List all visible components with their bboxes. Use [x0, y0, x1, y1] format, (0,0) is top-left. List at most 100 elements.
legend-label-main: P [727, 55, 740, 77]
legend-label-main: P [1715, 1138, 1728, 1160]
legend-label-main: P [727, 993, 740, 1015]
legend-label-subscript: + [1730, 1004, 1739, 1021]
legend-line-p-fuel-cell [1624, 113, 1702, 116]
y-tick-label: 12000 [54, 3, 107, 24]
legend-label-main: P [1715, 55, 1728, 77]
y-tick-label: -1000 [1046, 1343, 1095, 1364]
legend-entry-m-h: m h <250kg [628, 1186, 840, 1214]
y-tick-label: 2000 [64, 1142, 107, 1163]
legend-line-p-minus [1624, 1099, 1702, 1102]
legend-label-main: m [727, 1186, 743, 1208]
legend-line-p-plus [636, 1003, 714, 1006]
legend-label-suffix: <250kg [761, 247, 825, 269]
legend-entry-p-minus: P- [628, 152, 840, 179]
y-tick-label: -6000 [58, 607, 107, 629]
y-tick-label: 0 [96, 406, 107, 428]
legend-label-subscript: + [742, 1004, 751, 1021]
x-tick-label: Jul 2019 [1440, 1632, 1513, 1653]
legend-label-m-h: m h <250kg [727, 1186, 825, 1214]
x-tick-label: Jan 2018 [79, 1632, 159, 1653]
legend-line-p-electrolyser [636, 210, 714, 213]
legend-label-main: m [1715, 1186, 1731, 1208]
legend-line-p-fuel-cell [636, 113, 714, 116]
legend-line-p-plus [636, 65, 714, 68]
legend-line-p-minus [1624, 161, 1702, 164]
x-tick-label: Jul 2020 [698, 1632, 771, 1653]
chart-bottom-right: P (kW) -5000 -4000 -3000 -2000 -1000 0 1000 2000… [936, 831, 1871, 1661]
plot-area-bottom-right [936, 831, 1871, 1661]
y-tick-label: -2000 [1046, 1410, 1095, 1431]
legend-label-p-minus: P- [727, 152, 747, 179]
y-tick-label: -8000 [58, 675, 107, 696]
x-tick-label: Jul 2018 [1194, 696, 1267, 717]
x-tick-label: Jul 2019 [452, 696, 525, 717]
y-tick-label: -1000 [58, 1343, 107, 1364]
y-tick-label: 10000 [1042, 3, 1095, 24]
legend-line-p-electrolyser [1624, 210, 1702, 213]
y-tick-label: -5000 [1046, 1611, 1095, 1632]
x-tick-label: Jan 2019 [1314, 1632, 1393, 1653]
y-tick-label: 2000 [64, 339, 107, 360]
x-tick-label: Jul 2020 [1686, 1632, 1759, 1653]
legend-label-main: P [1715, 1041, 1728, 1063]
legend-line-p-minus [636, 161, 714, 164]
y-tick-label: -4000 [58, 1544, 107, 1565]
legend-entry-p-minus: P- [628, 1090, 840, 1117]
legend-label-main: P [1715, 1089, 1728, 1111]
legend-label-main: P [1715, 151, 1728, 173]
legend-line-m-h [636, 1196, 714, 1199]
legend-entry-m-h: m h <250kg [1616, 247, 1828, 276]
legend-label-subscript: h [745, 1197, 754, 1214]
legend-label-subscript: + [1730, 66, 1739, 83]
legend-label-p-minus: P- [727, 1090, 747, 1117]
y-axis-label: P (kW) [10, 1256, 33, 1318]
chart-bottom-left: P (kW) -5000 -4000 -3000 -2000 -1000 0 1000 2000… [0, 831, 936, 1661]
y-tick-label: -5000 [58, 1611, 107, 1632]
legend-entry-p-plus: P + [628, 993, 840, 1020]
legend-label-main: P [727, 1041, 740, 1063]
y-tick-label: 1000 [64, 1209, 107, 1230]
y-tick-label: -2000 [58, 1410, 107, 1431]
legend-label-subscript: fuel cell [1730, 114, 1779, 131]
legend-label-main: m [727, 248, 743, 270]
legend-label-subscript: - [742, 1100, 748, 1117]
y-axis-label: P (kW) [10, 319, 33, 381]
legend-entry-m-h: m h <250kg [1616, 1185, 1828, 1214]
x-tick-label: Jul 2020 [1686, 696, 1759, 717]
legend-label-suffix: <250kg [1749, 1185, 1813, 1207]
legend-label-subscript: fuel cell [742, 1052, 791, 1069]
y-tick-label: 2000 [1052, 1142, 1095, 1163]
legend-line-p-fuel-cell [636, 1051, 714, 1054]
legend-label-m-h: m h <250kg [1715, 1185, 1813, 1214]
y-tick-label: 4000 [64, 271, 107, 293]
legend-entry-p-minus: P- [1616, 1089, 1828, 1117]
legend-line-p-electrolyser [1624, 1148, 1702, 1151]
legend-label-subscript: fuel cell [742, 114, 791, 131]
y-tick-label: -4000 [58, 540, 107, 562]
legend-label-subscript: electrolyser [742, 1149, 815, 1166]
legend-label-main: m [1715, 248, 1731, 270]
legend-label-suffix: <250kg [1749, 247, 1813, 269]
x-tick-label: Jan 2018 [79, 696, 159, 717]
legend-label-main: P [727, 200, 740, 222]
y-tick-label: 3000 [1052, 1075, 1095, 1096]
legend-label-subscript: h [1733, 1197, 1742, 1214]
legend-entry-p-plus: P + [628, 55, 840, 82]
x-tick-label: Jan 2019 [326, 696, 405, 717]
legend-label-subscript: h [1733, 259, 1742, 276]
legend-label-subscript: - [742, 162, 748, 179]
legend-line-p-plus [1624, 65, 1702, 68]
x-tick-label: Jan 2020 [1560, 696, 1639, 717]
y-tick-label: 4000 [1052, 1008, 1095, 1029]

■ ■ ■

### What to work on
Rewrite the data above with every "electrolyser" switched to "electrolyzer", keeping everything else unchanged.

### Solution below
List all visible components with their bboxes. Use [x0, y0, x1, y1] format, (0,0) is top-left. List at most 100 elements.
legend-label-main: P [727, 55, 740, 77]
legend-label-main: P [1715, 1138, 1728, 1160]
legend-label-main: P [727, 993, 740, 1015]
legend-label-subscript: + [1730, 1004, 1739, 1021]
legend-line-p-fuel-cell [1624, 113, 1702, 116]
y-tick-label: 12000 [54, 3, 107, 24]
legend-label-main: P [1715, 55, 1728, 77]
y-tick-label: -1000 [1046, 1343, 1095, 1364]
legend-entry-m-h: m h <250kg [628, 1186, 840, 1214]
y-tick-label: 2000 [64, 1142, 107, 1163]
legend-line-p-minus [1624, 1099, 1702, 1102]
legend-label-main: m [727, 1186, 743, 1208]
legend-line-p-plus [636, 1003, 714, 1006]
legend-label-suffix: <250kg [761, 247, 825, 269]
legend-entry-p-minus: P- [628, 152, 840, 179]
y-tick-label: -6000 [58, 607, 107, 629]
y-tick-label: 0 [96, 406, 107, 428]
legend-label-subscript: + [742, 1004, 751, 1021]
x-tick-label: Jul 2019 [1440, 1632, 1513, 1653]
legend-label-m-h: m h <250kg [727, 1186, 825, 1214]
x-tick-label: Jan 2018 [79, 1632, 159, 1653]
legend-line-p-electrolyzer [636, 210, 714, 213]
legend-label-main: m [1715, 1186, 1731, 1208]
legend-line-p-fuel-cell [636, 113, 714, 116]
legend-line-p-plus [636, 65, 714, 68]
legend-line-p-minus [1624, 161, 1702, 164]
x-tick-label: Jul 2020 [698, 1632, 771, 1653]
chart-bottom-right: P (kW) -5000 -4000 -3000 -2000 -1000 0 1000 2000… [936, 831, 1871, 1661]
plot-area-bottom-right [936, 831, 1871, 1661]
y-tick-label: -2000 [1046, 1410, 1095, 1431]
legend-label-p-minus: P- [727, 152, 747, 179]
y-tick-label: -8000 [58, 675, 107, 696]
x-tick-label: Jul 2018 [1194, 696, 1267, 717]
x-tick-label: Jul 2019 [452, 696, 525, 717]
y-tick-label: -1000 [58, 1343, 107, 1364]
y-tick-label: 10000 [1042, 3, 1095, 24]
legend-line-p-electrolyzer [1624, 210, 1702, 213]
y-tick-label: -5000 [1046, 1611, 1095, 1632]
x-tick-label: Jan 2019 [1314, 1632, 1393, 1653]
y-tick-label: 2000 [64, 339, 107, 360]
x-tick-label: Jul 2020 [1686, 1632, 1759, 1653]
legend-label-main: P [1715, 1041, 1728, 1063]
legend-line-p-minus [636, 161, 714, 164]
y-tick-label: -4000 [58, 1544, 107, 1565]
legend-entry-p-minus: P- [628, 1090, 840, 1117]
legend-label-main: P [1715, 1089, 1728, 1111]
legend-label-main: P [1715, 151, 1728, 173]
legend-line-m-h [636, 1196, 714, 1199]
legend-entry-m-h: m h <250kg [1616, 247, 1828, 276]
legend-label-subscript: h [745, 1197, 754, 1214]
legend-label-subscript: + [1730, 66, 1739, 83]
legend-label-p-minus: P- [727, 1090, 747, 1117]
y-axis-label: P (kW) [10, 1256, 33, 1318]
chart-bottom-left: P (kW) -5000 -4000 -3000 -2000 -1000 0 1000 2000… [0, 831, 936, 1661]
y-tick-label: -5000 [58, 1611, 107, 1632]
legend-entry-p-plus: P + [628, 993, 840, 1020]
legend-label-main: P [727, 1041, 740, 1063]
y-tick-label: 1000 [64, 1209, 107, 1230]
y-tick-label: -2000 [58, 1410, 107, 1431]
legend-label-subscript: fuel cell [1730, 114, 1779, 131]
legend-label-main: m [727, 248, 743, 270]
legend-label-subscript: - [742, 1100, 748, 1117]
y-axis-label: P (kW) [10, 319, 33, 381]
legend-entry-m-h: m h <250kg [1616, 1185, 1828, 1214]
x-tick-label: Jul 2020 [1686, 696, 1759, 717]
legend-label-suffix: <250kg [1749, 1185, 1813, 1207]
legend-label-subscript: fuel cell [742, 1052, 791, 1069]
y-tick-label: 2000 [1052, 1142, 1095, 1163]
legend-line-p-fuel-cell [636, 1051, 714, 1054]
legend-label-m-h: m h <250kg [1715, 1185, 1813, 1214]
y-tick-label: 4000 [64, 271, 107, 293]
legend-entry-p-minus: P- [1616, 1089, 1828, 1117]
legend-line-p-electrolyzer [1624, 1148, 1702, 1151]
legend-label-subscript: fuel cell [742, 114, 791, 131]
y-tick-label: -4000 [58, 540, 107, 562]
legend-label-subscript: electrolyzer [742, 1149, 815, 1166]
legend-label-main: m [1715, 248, 1731, 270]
legend-label-suffix: <250kg [1749, 247, 1813, 269]
x-tick-label: Jan 2018 [79, 696, 159, 717]
legend-label-main: P [727, 200, 740, 222]
y-tick-label: 3000 [1052, 1075, 1095, 1096]
legend-label-subscript: h [1733, 1197, 1742, 1214]
legend-entry-p-plus: P + [628, 55, 840, 82]
x-tick-label: Jan 2019 [326, 696, 405, 717]
legend-label-subscript: h [1733, 259, 1742, 276]
legend-label-subscript: - [742, 162, 748, 179]
legend-line-p-plus [1624, 65, 1702, 68]
x-tick-label: Jan 2020 [1560, 696, 1639, 717]
y-tick-label: 4000 [1052, 1008, 1095, 1029]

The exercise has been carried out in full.